### Work instructions
Would you output the whole listing below, exactly as it reads?

— Start —

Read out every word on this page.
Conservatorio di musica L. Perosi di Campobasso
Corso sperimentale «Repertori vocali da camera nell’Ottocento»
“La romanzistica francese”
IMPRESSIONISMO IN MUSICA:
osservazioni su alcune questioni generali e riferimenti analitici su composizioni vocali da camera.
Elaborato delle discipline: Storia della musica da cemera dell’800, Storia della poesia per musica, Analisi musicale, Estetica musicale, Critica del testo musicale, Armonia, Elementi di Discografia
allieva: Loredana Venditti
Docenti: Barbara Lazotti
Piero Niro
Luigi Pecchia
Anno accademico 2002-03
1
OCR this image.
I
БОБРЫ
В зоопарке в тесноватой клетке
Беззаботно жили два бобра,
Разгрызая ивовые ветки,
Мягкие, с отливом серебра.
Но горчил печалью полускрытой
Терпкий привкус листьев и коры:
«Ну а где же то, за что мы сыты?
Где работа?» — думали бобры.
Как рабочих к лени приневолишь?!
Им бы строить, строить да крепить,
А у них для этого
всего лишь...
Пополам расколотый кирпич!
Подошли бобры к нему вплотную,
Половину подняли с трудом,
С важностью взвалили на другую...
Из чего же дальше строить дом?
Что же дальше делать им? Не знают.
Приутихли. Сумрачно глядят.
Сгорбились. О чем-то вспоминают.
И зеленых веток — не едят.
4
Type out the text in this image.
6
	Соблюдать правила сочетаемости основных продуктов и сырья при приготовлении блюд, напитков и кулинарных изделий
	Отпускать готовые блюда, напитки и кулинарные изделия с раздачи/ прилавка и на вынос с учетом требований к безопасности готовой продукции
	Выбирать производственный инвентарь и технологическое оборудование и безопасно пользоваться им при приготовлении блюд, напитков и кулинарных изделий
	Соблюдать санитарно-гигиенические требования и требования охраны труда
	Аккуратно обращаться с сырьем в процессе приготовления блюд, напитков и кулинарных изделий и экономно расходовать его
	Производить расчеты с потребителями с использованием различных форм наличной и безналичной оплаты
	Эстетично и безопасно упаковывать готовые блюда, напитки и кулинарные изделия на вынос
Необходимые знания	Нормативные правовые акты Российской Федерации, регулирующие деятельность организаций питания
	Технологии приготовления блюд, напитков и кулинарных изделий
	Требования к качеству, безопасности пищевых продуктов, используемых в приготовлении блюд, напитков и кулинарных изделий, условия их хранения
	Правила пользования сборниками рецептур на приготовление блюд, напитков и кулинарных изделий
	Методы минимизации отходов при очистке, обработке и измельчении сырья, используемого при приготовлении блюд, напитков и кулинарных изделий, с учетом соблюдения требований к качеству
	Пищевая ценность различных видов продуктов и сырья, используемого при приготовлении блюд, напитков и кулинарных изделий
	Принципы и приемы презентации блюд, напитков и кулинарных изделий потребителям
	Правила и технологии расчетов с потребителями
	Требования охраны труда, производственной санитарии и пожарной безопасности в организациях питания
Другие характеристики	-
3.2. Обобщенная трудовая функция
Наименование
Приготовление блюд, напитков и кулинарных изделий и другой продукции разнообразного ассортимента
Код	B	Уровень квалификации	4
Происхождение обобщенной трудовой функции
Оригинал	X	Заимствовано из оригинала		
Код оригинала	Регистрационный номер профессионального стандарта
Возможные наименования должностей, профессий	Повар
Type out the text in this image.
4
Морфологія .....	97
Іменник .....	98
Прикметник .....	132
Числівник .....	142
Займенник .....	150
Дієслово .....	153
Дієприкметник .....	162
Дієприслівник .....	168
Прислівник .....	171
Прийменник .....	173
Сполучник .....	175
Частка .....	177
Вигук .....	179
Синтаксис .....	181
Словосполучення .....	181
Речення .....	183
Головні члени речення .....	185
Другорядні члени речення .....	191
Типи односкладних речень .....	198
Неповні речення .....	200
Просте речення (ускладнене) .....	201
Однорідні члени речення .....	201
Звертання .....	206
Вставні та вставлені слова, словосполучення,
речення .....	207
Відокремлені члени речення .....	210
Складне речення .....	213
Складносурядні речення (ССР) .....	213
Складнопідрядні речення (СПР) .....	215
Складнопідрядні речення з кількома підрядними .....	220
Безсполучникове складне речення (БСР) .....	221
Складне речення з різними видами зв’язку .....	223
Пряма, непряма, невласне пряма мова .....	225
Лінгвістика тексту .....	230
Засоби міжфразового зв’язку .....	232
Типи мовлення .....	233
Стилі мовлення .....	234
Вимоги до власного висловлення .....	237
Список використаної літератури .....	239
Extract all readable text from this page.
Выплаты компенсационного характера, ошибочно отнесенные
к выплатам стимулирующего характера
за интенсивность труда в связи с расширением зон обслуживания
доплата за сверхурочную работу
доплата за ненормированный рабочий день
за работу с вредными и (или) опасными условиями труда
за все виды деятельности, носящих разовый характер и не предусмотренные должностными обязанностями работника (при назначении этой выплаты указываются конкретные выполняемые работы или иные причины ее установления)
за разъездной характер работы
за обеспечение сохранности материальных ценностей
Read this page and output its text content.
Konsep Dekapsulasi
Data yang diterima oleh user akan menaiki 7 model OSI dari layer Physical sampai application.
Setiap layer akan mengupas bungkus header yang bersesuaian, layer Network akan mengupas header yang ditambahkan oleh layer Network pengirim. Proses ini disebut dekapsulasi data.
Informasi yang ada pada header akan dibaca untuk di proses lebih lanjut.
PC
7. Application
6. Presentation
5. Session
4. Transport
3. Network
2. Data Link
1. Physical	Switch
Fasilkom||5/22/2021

— End —

### Solution below
Read out every word on this page.
Conservatorio di musica L. Perosi di Campobasso
Corso sperimentale «Repertori vocali da camera nell’Ottocento»
“La romanzistica francese”
IMPRESSIONISMO IN MUSICA:
osservazioni su alcune questioni generali e riferimenti analitici su composizioni vocali da camera.
Elaborato delle discipline: Storia della musica da cemera dell’800, Storia della poesia per musica, Analisi musicale, Estetica musicale, Critica del testo musicale, Armonia, Elementi di Discografia
allieva: Loredana Venditti
Docenti: Barbara Lazotti
Piero Niro
Luigi Pecchia
Anno accademico 2002-03
1
OCR this image.
I
БОБРЫ
В зоопарке в тесноватой клетке
Беззаботно жили два бобра,
Разгрызая ивовые ветки,
Мягкие, с отливом серебра.
Но горчил печалью полускрытой
Терпкий привкус листьев и коры:
«Ну а где же то, за что мы сыты?
Где работа?» — думали бобры.
Как рабочих к лени приневолишь?!
Им бы строить, строить да крепить,
А у них для этого
всего лишь...
Пополам расколотый кирпич!
Подошли бобры к нему вплотную,
Половину подняли с трудом,
С важностью взвалили на другую...
Из чего же дальше строить дом?
Что же дальше делать им? Не знают.
Приутихли. Сумрачно глядят.
Сгорбились. О чем-то вспоминают.
И зеленых веток — не едят.
4
Type out the text in this image.
6
	Соблюдать правила сочетаемости основных продуктов и сырья при приготовлении блюд, напитков и кулинарных изделий
	Отпускать готовые блюда, напитки и кулинарные изделия с раздачи/ прилавка и на вынос с учетом требований к безопасности готовой продукции
	Выбирать производственный инвентарь и технологическое оборудование и безопасно пользоваться им при приготовлении блюд, напитков и кулинарных изделий
	Соблюдать санитарно-гигиенические требования и требования охраны труда
	Аккуратно обращаться с сырьем в процессе приготовления блюд, напитков и кулинарных изделий и экономно расходовать его
	Производить расчеты с потребителями с использованием различных форм наличной и безналичной оплаты
	Эстетично и безопасно упаковывать готовые блюда, напитки и кулинарные изделия на вынос
Необходимые знания	Нормативные правовые акты Российской Федерации, регулирующие деятельность организаций питания
	Технологии приготовления блюд, напитков и кулинарных изделий
	Требования к качеству, безопасности пищевых продуктов, используемых в приготовлении блюд, напитков и кулинарных изделий, условия их хранения
	Правила пользования сборниками рецептур на приготовление блюд, напитков и кулинарных изделий
	Методы минимизации отходов при очистке, обработке и измельчении сырья, используемого при приготовлении блюд, напитков и кулинарных изделий, с учетом соблюдения требований к качеству
	Пищевая ценность различных видов продуктов и сырья, используемого при приготовлении блюд, напитков и кулинарных изделий
	Принципы и приемы презентации блюд, напитков и кулинарных изделий потребителям
	Правила и технологии расчетов с потребителями
	Требования охраны труда, производственной санитарии и пожарной безопасности в организациях питания
Другие характеристики	-
3.2. Обобщенная трудовая функция
Наименование
Приготовление блюд, напитков и кулинарных изделий и другой продукции разнообразного ассортимента
Код	B	Уровень квалификации	4
Происхождение обобщенной трудовой функции
Оригинал	X	Заимствовано из оригинала		
Код оригинала	Регистрационный номер профессионального стандарта
Возможные наименования должностей, профессий	Повар
Type out the text in this image.
4
Морфологія .....	97
Іменник .....	98
Прикметник .....	132
Числівник .....	142
Займенник .....	150
Дієслово .....	153
Дієприкметник .....	162
Дієприслівник .....	168
Прислівник .....	171
Прийменник .....	173
Сполучник .....	175
Частка .....	177
Вигук .....	179
Синтаксис .....	181
Словосполучення .....	181
Речення .....	183
Головні члени речення .....	185
Другорядні члени речення .....	191
Типи односкладних речень .....	198
Неповні речення .....	200
Просте речення (ускладнене) .....	201
Однорідні члени речення .....	201
Звертання .....	206
Вставні та вставлені слова, словосполучення,
речення .....	207
Відокремлені члени речення .....	210
Складне речення .....	213
Складносурядні речення (ССР) .....	213
Складнопідрядні речення (СПР) .....	215
Складнопідрядні речення з кількома підрядними .....	220
Безсполучникове складне речення (БСР) .....	221
Складне речення з різними видами зв’язку .....	223
Пряма, непряма, невласне пряма мова .....	225
Лінгвістика тексту .....	230
Засоби міжфразового зв’язку .....	232
Типи мовлення .....	233
Стилі мовлення .....	234
Вимоги до власного висловлення .....	237
Список використаної літератури .....	239
Extract all readable text from this page.
Выплаты компенсационного характера, ошибочно отнесенные
к выплатам стимулирующего характера
за интенсивность труда в связи с расширением зон обслуживания
доплата за сверхурочную работу
доплата за ненормированный рабочий день
за работу с вредными и (или) опасными условиями труда
за все виды деятельности, носящих разовый характер и не предусмотренные должностными обязанностями работника (при назначении этой выплаты указываются конкретные выполняемые работы или иные причины ее установления)
за разъездной характер работы
за обеспечение сохранности материальных ценностей
Read this page and output its text content.
Konsep Dekapsulasi
Data yang diterima oleh user akan menaiki 7 model OSI dari layer Physical sampai application.
Setiap layer akan mengupas bungkus header yang bersesuaian, layer Network akan mengupas header yang ditambahkan oleh layer Network pengirim. Proses ini disebut dekapsulasi data.
Informasi yang ada pada header akan dibaca untuk di proses lebih lanjut.
PC
7. Application
6. Presentation
5. Session
4. Transport
3. Network
2. Data Link
1. Physical	Switch
Fasilkom||5/22/2021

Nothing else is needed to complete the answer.